* **STATED GOAL**:
List, from the lines below, each one with "that" in it.

------------------------------------------------------------

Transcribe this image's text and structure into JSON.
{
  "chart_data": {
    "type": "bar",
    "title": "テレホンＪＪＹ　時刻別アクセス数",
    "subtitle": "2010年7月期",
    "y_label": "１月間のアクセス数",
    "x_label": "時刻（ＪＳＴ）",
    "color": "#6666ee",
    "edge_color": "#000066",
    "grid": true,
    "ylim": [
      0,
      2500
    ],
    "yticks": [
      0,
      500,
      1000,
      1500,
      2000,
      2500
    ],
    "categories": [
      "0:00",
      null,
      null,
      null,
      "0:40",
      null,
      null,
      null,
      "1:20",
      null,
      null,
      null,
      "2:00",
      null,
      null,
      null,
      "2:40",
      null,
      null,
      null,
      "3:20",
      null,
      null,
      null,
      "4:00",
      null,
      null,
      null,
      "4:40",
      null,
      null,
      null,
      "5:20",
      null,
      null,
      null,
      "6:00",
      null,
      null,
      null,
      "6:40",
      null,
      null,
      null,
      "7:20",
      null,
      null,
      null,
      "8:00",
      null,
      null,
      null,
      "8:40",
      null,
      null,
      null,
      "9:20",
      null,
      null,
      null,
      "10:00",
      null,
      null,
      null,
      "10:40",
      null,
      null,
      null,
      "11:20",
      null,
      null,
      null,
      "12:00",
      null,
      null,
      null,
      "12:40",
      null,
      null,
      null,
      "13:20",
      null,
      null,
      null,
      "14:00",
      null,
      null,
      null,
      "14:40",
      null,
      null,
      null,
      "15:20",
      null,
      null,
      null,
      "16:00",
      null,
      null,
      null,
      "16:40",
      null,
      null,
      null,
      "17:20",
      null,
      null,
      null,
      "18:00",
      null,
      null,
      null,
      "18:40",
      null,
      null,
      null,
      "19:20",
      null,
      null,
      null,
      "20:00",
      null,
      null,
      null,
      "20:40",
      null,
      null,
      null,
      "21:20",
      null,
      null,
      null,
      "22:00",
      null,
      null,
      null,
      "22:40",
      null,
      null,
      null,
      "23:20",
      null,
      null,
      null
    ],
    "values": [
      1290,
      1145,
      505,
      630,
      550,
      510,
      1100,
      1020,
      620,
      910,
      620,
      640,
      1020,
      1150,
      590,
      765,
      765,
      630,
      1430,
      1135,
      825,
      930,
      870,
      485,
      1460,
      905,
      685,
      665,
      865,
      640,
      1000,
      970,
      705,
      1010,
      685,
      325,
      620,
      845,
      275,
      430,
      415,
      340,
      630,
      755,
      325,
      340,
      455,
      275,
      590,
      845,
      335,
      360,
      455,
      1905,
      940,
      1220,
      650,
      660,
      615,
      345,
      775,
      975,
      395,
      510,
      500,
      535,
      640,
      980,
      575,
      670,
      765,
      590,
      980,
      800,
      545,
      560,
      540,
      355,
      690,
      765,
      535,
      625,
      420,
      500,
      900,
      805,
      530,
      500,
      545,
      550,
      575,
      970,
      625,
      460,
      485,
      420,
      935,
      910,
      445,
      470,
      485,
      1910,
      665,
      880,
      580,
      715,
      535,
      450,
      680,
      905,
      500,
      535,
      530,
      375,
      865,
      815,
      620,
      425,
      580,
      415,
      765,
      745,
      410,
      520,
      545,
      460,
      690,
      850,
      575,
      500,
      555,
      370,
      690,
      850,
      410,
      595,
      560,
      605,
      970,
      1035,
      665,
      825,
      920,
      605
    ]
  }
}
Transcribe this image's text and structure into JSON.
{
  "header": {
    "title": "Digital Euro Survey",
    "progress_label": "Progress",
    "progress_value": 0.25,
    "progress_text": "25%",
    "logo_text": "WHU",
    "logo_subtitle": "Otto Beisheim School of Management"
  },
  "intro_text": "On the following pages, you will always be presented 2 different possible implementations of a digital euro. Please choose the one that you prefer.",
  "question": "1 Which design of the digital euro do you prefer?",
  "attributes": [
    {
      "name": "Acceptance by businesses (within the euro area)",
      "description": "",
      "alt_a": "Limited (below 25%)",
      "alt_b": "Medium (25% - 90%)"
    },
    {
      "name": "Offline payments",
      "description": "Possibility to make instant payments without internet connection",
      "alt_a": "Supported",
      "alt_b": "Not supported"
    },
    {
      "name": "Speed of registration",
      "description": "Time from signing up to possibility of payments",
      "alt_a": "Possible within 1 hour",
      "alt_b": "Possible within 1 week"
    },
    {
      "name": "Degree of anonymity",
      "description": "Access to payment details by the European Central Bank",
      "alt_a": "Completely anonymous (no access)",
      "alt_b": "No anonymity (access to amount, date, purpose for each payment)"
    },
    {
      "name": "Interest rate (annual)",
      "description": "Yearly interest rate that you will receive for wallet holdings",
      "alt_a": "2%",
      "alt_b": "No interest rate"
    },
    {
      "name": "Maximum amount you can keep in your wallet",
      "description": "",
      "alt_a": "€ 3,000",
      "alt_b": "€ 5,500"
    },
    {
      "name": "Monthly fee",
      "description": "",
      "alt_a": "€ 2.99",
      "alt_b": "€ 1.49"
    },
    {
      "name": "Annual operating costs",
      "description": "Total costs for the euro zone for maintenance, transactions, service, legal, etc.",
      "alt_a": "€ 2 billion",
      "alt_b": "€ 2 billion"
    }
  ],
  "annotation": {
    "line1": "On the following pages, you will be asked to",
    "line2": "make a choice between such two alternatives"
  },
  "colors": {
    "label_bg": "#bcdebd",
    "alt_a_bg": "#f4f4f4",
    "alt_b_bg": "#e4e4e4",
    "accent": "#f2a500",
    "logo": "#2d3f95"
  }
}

------------------------------------------------------------

* **RESPONSE TO THE TASK**:
  "intro_text": "On the following pages, you will always be presented 2 different possible implementations of a digital euro. Please choose the one that you prefer.",
      "description": "Yearly interest rate that you will receive for wallet holdings",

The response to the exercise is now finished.